__Short exercise__. Single out the lines of the material that contain "this" and copy them.

Dataset items
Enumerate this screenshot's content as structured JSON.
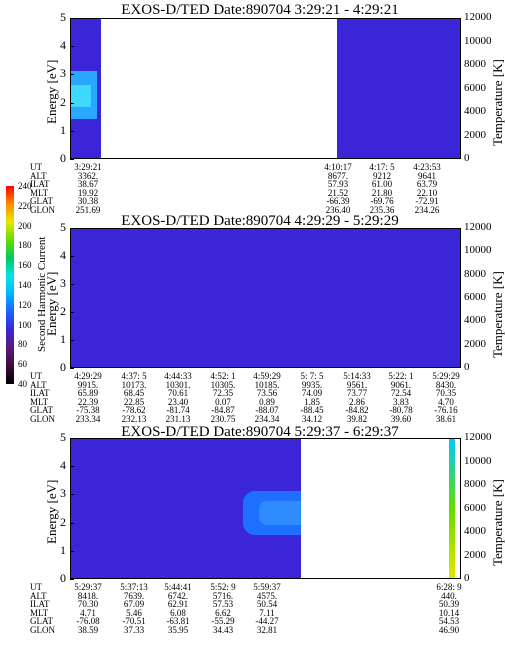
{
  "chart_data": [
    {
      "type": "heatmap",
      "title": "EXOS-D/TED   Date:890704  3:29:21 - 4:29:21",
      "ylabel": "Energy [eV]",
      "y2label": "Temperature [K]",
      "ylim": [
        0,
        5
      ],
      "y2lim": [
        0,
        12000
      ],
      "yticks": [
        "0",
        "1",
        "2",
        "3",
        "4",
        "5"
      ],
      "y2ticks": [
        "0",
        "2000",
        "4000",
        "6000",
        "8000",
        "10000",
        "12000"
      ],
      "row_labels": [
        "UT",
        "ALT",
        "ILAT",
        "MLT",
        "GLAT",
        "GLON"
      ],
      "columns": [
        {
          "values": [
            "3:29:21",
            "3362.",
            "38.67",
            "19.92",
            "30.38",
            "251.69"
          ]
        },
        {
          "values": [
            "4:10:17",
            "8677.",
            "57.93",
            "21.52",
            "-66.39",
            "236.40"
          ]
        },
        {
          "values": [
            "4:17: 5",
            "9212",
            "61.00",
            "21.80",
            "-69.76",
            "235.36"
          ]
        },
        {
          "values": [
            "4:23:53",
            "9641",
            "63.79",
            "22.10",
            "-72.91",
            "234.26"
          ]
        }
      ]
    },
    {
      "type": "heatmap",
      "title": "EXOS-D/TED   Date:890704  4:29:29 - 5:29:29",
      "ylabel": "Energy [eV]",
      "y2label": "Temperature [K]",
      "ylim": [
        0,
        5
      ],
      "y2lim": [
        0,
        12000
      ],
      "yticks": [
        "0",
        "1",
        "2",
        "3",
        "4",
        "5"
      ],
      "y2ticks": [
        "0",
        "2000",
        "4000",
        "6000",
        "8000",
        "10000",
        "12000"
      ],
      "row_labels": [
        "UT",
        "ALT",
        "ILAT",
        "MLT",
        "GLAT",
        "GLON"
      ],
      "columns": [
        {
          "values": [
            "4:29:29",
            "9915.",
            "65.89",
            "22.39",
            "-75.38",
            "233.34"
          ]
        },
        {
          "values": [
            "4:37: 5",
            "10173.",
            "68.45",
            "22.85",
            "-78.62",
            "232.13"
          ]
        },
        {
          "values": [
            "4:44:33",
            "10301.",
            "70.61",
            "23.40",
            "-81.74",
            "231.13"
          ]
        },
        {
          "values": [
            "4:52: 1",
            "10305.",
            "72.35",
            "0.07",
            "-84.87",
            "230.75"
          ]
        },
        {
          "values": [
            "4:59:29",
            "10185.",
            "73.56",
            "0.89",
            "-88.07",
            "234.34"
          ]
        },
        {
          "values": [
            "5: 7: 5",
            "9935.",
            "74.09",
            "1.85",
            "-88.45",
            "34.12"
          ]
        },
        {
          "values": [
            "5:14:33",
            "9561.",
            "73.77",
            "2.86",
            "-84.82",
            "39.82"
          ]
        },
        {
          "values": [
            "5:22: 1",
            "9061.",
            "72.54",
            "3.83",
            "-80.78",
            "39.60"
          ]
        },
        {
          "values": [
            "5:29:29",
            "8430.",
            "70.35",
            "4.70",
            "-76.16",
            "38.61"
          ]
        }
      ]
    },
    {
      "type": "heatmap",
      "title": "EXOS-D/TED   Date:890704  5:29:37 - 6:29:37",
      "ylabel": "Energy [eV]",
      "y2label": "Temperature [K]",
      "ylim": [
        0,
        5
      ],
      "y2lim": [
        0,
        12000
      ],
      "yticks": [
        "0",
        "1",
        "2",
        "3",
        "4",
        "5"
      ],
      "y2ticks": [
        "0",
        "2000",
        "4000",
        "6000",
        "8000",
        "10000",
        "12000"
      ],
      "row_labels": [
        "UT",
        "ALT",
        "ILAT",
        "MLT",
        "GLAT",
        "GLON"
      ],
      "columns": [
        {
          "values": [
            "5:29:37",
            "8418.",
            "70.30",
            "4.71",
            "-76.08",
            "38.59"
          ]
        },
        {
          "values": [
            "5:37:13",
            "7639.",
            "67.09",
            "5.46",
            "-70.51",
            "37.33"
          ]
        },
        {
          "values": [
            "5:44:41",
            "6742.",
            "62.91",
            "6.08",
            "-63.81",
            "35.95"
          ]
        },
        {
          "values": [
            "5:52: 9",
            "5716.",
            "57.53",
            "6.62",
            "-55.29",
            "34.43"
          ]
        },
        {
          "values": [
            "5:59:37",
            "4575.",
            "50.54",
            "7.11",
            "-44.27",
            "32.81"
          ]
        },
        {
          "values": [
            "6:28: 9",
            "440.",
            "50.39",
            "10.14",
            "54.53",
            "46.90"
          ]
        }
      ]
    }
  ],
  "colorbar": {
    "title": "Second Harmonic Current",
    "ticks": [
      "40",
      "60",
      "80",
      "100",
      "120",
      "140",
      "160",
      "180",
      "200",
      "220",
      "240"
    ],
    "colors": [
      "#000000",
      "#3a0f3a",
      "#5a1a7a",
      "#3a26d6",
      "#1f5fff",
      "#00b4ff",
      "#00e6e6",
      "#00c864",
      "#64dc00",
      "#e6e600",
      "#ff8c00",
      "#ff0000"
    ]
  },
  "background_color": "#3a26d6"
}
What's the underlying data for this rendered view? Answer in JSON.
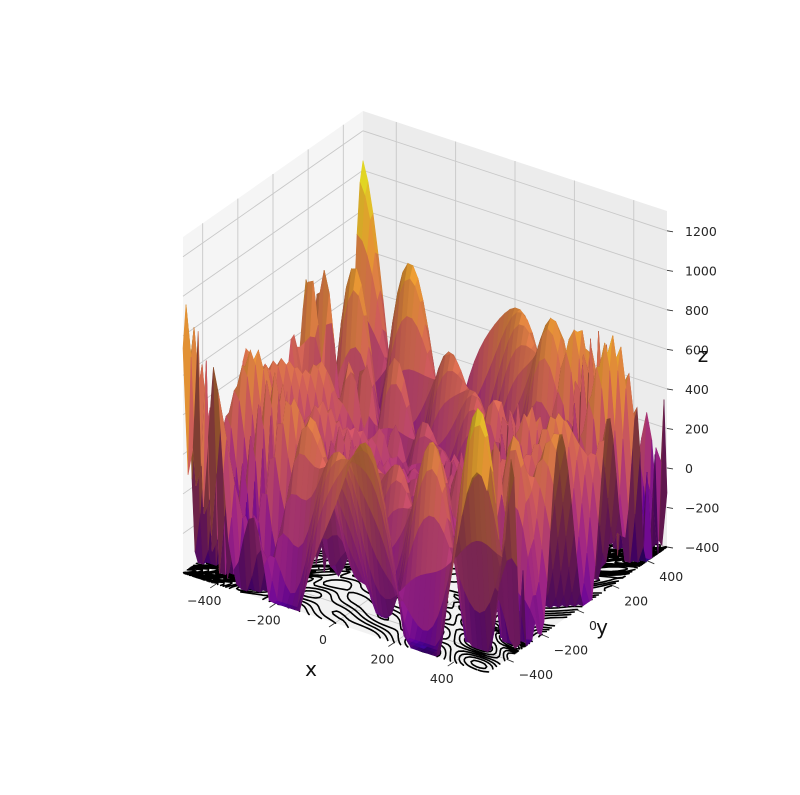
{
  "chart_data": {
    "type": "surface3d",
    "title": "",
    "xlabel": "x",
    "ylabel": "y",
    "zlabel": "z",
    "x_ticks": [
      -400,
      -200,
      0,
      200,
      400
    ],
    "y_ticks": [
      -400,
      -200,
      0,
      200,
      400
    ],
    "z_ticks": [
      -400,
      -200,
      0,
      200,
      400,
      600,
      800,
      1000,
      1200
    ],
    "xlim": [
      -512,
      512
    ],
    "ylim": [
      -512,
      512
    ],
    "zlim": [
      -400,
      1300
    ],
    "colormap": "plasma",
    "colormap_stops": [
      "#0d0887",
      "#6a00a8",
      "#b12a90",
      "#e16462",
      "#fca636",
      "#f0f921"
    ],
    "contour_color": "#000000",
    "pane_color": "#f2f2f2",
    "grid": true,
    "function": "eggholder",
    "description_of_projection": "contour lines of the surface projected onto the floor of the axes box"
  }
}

---

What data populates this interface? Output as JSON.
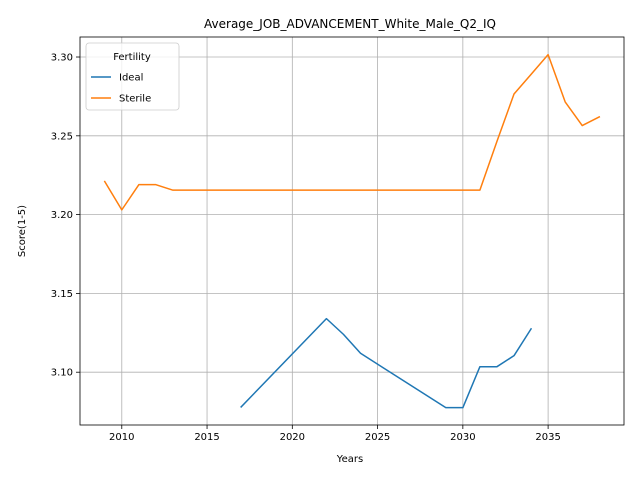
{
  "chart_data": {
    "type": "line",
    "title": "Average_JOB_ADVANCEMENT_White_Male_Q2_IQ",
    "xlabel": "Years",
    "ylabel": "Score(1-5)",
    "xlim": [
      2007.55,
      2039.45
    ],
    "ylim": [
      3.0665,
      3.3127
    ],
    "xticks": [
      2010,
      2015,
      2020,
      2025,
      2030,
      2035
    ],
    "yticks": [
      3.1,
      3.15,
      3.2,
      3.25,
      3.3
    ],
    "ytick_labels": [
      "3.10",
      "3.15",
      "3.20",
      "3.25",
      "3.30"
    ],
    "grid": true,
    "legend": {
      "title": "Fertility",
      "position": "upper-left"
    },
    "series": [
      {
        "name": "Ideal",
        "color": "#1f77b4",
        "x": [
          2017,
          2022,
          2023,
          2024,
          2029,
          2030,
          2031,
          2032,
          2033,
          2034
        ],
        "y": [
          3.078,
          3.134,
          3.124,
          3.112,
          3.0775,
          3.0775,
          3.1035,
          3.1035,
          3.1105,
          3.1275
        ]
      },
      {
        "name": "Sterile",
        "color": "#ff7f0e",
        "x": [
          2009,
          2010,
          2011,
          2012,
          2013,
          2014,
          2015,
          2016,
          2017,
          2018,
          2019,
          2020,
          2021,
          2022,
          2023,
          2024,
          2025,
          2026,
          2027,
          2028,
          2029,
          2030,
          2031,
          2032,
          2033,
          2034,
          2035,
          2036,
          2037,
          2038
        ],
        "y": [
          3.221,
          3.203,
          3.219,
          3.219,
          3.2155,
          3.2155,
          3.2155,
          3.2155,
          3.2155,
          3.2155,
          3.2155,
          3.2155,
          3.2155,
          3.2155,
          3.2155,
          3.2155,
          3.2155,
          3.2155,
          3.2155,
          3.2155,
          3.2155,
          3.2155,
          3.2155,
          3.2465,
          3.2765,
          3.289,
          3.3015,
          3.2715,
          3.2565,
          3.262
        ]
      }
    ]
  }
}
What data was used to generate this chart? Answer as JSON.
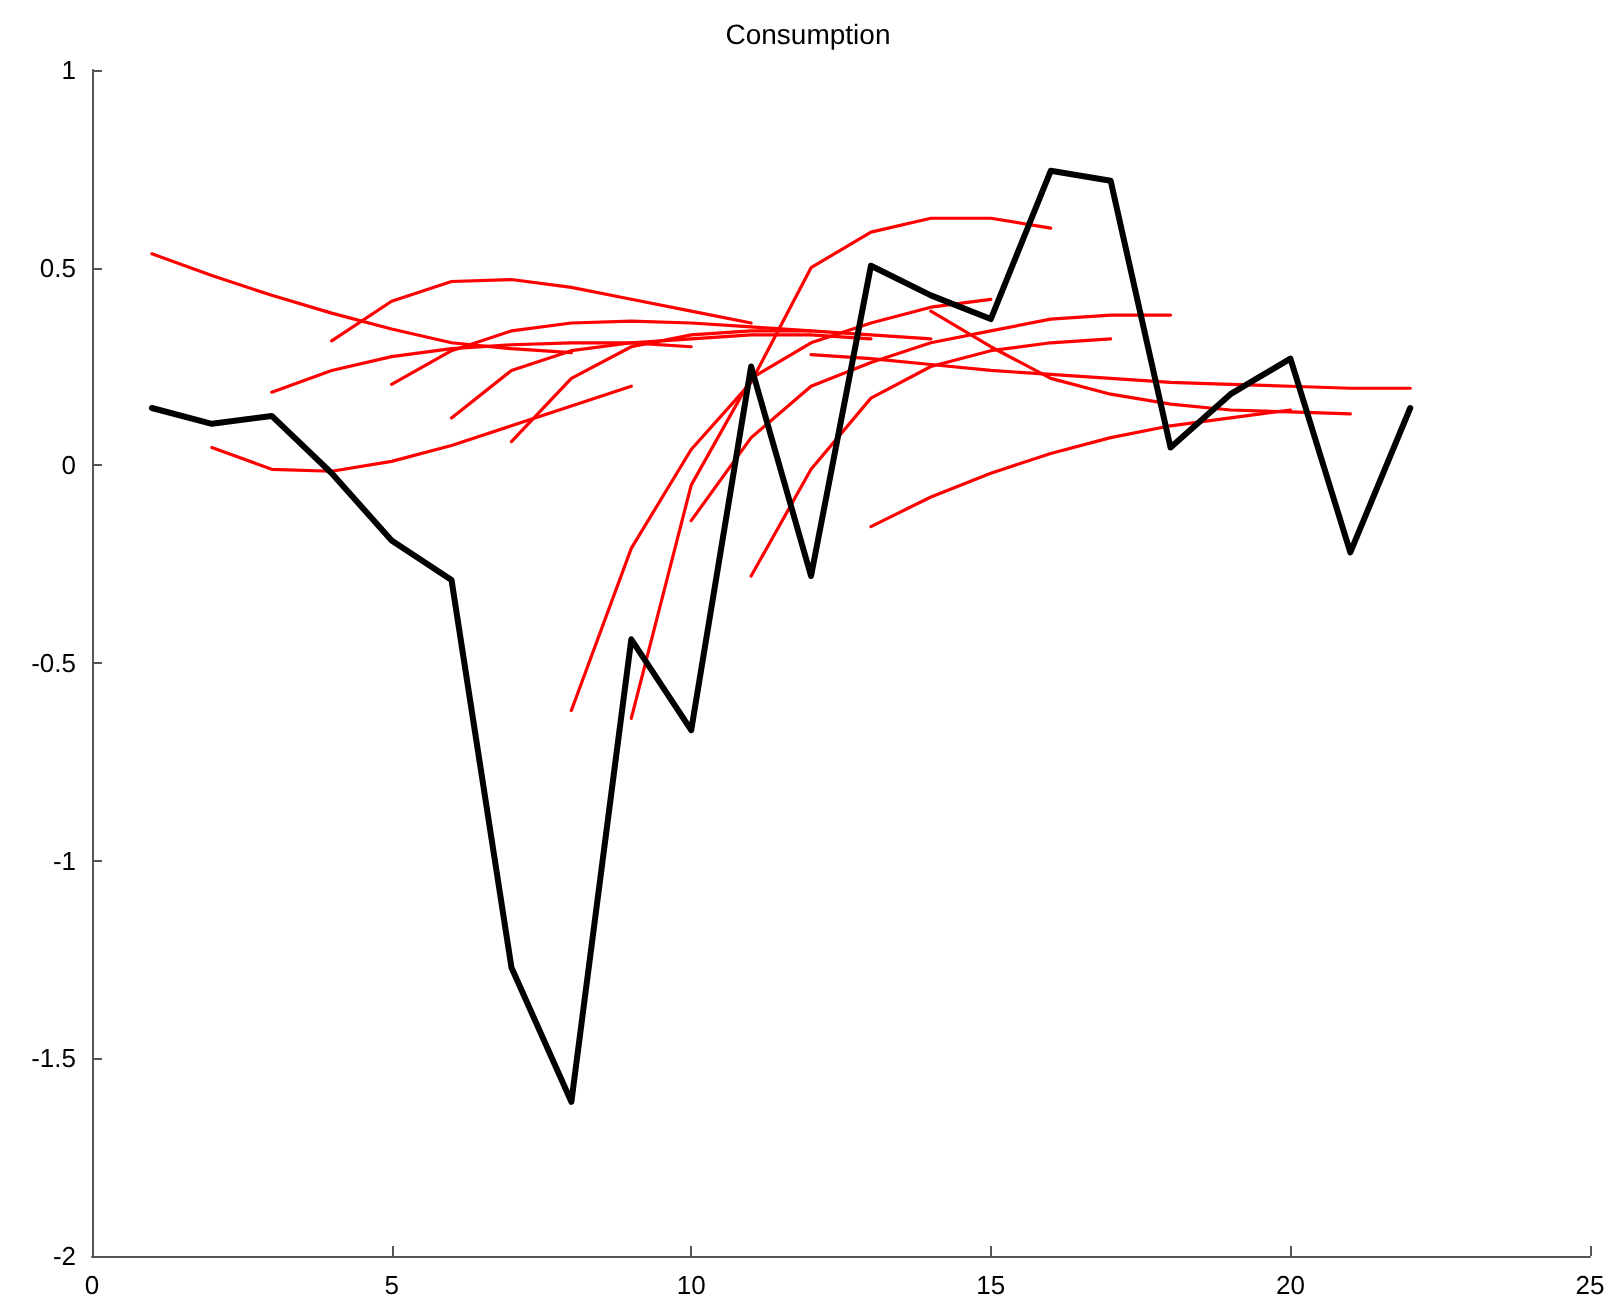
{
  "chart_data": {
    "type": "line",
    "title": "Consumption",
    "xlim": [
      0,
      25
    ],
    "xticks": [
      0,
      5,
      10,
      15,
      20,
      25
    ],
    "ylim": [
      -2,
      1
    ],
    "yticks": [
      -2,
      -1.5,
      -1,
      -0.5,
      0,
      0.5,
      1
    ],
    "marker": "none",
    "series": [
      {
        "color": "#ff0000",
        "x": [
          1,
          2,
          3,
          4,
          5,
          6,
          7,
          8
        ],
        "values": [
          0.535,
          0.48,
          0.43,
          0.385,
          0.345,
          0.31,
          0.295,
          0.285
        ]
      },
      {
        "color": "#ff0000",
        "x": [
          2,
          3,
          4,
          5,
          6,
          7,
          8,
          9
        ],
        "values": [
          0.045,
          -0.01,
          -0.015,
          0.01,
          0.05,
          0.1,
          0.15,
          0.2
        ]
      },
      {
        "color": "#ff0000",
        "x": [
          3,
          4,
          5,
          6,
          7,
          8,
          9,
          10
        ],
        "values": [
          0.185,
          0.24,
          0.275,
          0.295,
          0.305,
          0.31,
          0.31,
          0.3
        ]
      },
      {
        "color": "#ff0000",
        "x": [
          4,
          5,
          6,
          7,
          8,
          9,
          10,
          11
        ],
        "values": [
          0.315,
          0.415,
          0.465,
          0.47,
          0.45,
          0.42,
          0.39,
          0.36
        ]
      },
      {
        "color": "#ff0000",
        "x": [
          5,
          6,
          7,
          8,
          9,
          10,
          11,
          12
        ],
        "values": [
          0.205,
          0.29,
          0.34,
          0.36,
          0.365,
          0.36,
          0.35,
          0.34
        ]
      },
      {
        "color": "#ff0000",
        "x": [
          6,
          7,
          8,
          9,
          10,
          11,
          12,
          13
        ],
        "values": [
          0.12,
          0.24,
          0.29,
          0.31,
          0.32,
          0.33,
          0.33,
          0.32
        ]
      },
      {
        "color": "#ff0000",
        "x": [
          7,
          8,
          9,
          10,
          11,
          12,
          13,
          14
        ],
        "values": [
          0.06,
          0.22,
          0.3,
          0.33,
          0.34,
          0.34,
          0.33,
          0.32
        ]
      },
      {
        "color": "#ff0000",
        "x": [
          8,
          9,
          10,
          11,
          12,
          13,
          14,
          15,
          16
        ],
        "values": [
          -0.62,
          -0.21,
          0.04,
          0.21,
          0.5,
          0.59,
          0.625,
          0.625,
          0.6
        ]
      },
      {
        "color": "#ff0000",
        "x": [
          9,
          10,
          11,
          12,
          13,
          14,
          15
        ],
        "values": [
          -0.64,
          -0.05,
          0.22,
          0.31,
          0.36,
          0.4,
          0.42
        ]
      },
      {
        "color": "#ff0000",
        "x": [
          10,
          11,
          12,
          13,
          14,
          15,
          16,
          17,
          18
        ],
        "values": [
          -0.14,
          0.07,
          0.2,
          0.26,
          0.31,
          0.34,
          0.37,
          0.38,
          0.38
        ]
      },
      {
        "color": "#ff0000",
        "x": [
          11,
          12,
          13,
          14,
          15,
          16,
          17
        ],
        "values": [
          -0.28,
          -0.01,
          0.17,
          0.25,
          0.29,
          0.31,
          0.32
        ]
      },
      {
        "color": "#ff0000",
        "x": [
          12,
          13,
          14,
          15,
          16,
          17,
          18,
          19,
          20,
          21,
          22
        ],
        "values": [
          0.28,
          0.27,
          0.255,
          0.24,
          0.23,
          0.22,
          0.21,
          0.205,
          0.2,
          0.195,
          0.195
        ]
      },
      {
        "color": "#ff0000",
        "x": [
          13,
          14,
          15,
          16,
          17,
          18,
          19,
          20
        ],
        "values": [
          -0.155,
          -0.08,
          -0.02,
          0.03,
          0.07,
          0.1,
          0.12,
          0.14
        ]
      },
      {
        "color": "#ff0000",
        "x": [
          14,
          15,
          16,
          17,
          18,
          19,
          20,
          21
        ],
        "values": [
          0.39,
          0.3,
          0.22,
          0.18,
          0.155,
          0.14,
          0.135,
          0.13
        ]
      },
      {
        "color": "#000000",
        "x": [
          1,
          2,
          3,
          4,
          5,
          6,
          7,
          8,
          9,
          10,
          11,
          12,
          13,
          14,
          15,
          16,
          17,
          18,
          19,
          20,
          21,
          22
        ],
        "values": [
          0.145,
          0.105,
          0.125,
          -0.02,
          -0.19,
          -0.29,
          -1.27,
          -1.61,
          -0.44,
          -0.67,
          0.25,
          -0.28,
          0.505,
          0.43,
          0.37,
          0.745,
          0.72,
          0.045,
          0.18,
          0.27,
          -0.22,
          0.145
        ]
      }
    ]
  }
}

__Complete response__.
Enumerate this screenshot's content as structured JSON.
What's the underlying data for this rendered view? Answer in JSON.
What data populates this interface? Output as JSON.
What data was used to generate this chart? Answer as JSON.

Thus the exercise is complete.